[WRITTEN REQUEST] Extract each line of the data and write it out again exactly.

[Source data]
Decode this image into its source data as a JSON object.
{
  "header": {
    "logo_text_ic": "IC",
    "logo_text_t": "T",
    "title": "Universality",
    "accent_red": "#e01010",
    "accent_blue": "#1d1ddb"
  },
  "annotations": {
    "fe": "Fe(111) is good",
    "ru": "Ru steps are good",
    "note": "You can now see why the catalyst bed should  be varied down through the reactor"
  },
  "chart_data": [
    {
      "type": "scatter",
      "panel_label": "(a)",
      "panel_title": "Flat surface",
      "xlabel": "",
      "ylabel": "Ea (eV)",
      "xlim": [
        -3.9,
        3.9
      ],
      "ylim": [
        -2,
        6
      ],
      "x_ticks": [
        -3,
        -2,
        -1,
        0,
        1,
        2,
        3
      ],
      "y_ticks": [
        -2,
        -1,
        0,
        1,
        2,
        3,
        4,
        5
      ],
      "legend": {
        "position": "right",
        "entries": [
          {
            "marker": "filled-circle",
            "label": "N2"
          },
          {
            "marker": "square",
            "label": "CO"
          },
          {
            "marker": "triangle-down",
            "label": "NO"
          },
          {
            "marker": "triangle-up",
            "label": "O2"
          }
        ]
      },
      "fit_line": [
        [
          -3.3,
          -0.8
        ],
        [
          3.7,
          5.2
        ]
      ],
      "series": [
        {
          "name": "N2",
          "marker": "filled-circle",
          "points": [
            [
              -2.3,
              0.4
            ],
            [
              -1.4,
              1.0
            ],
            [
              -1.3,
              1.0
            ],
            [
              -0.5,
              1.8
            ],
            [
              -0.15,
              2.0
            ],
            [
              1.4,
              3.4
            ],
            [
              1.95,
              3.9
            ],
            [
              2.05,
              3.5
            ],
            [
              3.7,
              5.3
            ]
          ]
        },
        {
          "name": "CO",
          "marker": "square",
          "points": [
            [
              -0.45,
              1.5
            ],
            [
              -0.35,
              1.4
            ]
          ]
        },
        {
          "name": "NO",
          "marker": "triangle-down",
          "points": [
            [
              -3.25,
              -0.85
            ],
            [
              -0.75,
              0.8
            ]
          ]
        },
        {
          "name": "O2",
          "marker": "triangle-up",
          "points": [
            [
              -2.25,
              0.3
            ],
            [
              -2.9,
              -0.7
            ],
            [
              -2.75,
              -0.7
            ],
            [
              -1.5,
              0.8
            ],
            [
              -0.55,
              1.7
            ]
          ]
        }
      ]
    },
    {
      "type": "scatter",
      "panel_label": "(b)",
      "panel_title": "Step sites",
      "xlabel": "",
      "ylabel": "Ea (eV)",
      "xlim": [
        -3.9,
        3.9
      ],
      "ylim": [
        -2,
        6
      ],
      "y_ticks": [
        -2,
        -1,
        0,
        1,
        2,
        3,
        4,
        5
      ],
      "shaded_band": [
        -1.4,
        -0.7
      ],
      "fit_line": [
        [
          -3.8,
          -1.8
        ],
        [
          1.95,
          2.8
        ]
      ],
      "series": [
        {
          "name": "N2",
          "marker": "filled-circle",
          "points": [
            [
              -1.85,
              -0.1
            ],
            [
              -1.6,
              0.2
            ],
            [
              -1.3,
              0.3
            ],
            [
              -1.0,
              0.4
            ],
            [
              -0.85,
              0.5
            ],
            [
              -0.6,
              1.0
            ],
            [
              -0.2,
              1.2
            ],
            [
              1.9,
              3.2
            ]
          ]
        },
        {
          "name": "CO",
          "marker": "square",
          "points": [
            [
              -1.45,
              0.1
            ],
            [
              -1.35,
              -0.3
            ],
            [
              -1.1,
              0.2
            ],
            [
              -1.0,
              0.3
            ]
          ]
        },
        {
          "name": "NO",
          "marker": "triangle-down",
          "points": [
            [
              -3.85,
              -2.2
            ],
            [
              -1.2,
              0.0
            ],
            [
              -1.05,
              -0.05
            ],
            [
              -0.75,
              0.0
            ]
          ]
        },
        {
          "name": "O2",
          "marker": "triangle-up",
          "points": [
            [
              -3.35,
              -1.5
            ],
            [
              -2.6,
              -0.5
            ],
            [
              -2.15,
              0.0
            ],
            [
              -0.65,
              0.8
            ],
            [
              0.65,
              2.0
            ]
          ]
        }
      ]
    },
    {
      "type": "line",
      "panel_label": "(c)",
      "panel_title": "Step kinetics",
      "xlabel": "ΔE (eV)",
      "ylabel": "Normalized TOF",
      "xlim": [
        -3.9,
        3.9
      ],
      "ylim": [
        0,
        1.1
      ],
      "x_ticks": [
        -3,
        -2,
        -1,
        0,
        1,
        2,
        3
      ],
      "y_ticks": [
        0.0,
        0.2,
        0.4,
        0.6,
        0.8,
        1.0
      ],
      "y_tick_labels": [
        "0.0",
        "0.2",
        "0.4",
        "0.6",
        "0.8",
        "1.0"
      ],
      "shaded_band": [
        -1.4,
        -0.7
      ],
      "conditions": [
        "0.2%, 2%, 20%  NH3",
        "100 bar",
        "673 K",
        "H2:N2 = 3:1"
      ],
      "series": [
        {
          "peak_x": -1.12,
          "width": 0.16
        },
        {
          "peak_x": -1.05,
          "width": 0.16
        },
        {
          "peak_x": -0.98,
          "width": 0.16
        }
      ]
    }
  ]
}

[FINAL ANSWER]
Decode this image into its source data as a JSON object.
{
  "header": {
    "logo_text_ic": "IC",
    "logo_text_t": "T",
    "title": "Universality",
    "accent_red": "#e01010",
    "accent_blue": "#1d1ddb"
  },
  "annotations": {
    "fe": "Fe(111) is good",
    "ru": "Ru steps are good",
    "note": "You can now see why the catalyst bed should  be varied down through the reactor"
  },
  "chart_data": [
    {
      "type": "scatter",
      "panel_label": "(a)",
      "panel_title": "Flat surface",
      "xlabel": "",
      "ylabel": "Ea (eV)",
      "xlim": [
        -3.9,
        3.9
      ],
      "ylim": [
        -2,
        6
      ],
      "x_ticks": [
        -3,
        -2,
        -1,
        0,
        1,
        2,
        3
      ],
      "y_ticks": [
        -2,
        -1,
        0,
        1,
        2,
        3,
        4,
        5
      ],
      "legend": {
        "position": "right",
        "entries": [
          {
            "marker": "filled-circle",
            "label": "N2"
          },
          {
            "marker": "square",
            "label": "CO"
          },
          {
            "marker": "triangle-down",
            "label": "NO"
          },
          {
            "marker": "triangle-up",
            "label": "O2"
          }
        ]
      },
      "fit_line": [
        [
          -3.3,
          -0.8
        ],
        [
          3.7,
          5.2
        ]
      ],
      "series": [
        {
          "name": "N2",
          "marker": "filled-circle",
          "points": [
            [
              -2.3,
              0.4
            ],
            [
              -1.4,
              1.0
            ],
            [
              -1.3,
              1.0
            ],
            [
              -0.5,
              1.8
            ],
            [
              -0.15,
              2.0
            ],
            [
              1.4,
              3.4
            ],
            [
              1.95,
              3.9
            ],
            [
              2.05,
              3.5
            ],
            [
              3.7,
              5.3
            ]
          ]
        },
        {
          "name": "CO",
          "marker": "square",
          "points": [
            [
              -0.45,
              1.5
            ],
            [
              -0.35,
              1.4
            ]
          ]
        },
        {
          "name": "NO",
          "marker": "triangle-down",
          "points": [
            [
              -3.25,
              -0.85
            ],
            [
              -0.75,
              0.8
            ]
          ]
        },
        {
          "name": "O2",
          "marker": "triangle-up",
          "points": [
            [
              -2.25,
              0.3
            ],
            [
              -2.9,
              -0.7
            ],
            [
              -2.75,
              -0.7
            ],
            [
              -1.5,
              0.8
            ],
            [
              -0.55,
              1.7
            ]
          ]
        }
      ]
    },
    {
      "type": "scatter",
      "panel_label": "(b)",
      "panel_title": "Step sites",
      "xlabel": "",
      "ylabel": "Ea (eV)",
      "xlim": [
        -3.9,
        3.9
      ],
      "ylim": [
        -2,
        6
      ],
      "y_ticks": [
        -2,
        -1,
        0,
        1,
        2,
        3,
        4,
        5
      ],
      "shaded_band": [
        -1.4,
        -0.7
      ],
      "fit_line": [
        [
          -3.8,
          -1.8
        ],
        [
          1.95,
          2.8
        ]
      ],
      "series": [
        {
          "name": "N2",
          "marker": "filled-circle",
          "points": [
            [
              -1.85,
              -0.1
            ],
            [
              -1.6,
              0.2
            ],
            [
              -1.3,
              0.3
            ],
            [
              -1.0,
              0.4
            ],
            [
              -0.85,
              0.5
            ],
            [
              -0.6,
              1.0
            ],
            [
              -0.2,
              1.2
            ],
            [
              1.9,
              3.2
            ]
          ]
        },
        {
          "name": "CO",
          "marker": "square",
          "points": [
            [
              -1.45,
              0.1
            ],
            [
              -1.35,
              -0.3
            ],
            [
              -1.1,
              0.2
            ],
            [
              -1.0,
              0.3
            ]
          ]
        },
        {
          "name": "NO",
          "marker": "triangle-down",
          "points": [
            [
              -3.85,
              -2.2
            ],
            [
              -1.2,
              0.0
            ],
            [
              -1.05,
              -0.05
            ],
            [
              -0.75,
              0.0
            ]
          ]
        },
        {
          "name": "O2",
          "marker": "triangle-up",
          "points": [
            [
              -3.35,
              -1.5
            ],
            [
              -2.6,
              -0.5
            ],
            [
              -2.15,
              0.0
            ],
            [
              -0.65,
              0.8
            ],
            [
              0.65,
              2.0
            ]
          ]
        }
      ]
    },
    {
      "type": "line",
      "panel_label": "(c)",
      "panel_title": "Step kinetics",
      "xlabel": "ΔE (eV)",
      "ylabel": "Normalized TOF",
      "xlim": [
        -3.9,
        3.9
      ],
      "ylim": [
        0,
        1.1
      ],
      "x_ticks": [
        -3,
        -2,
        -1,
        0,
        1,
        2,
        3
      ],
      "y_ticks": [
        0.0,
        0.2,
        0.4,
        0.6,
        0.8,
        1.0
      ],
      "y_tick_labels": [
        "0.0",
        "0.2",
        "0.4",
        "0.6",
        "0.8",
        "1.0"
      ],
      "shaded_band": [
        -1.4,
        -0.7
      ],
      "conditions": [
        "0.2%, 2%, 20%  NH3",
        "100 bar",
        "673 K",
        "H2:N2 = 3:1"
      ],
      "series": [
        {
          "peak_x": -1.12,
          "width": 0.16
        },
        {
          "peak_x": -1.05,
          "width": 0.16
        },
        {
          "peak_x": -0.98,
          "width": 0.16
        }
      ]
    }
  ]
}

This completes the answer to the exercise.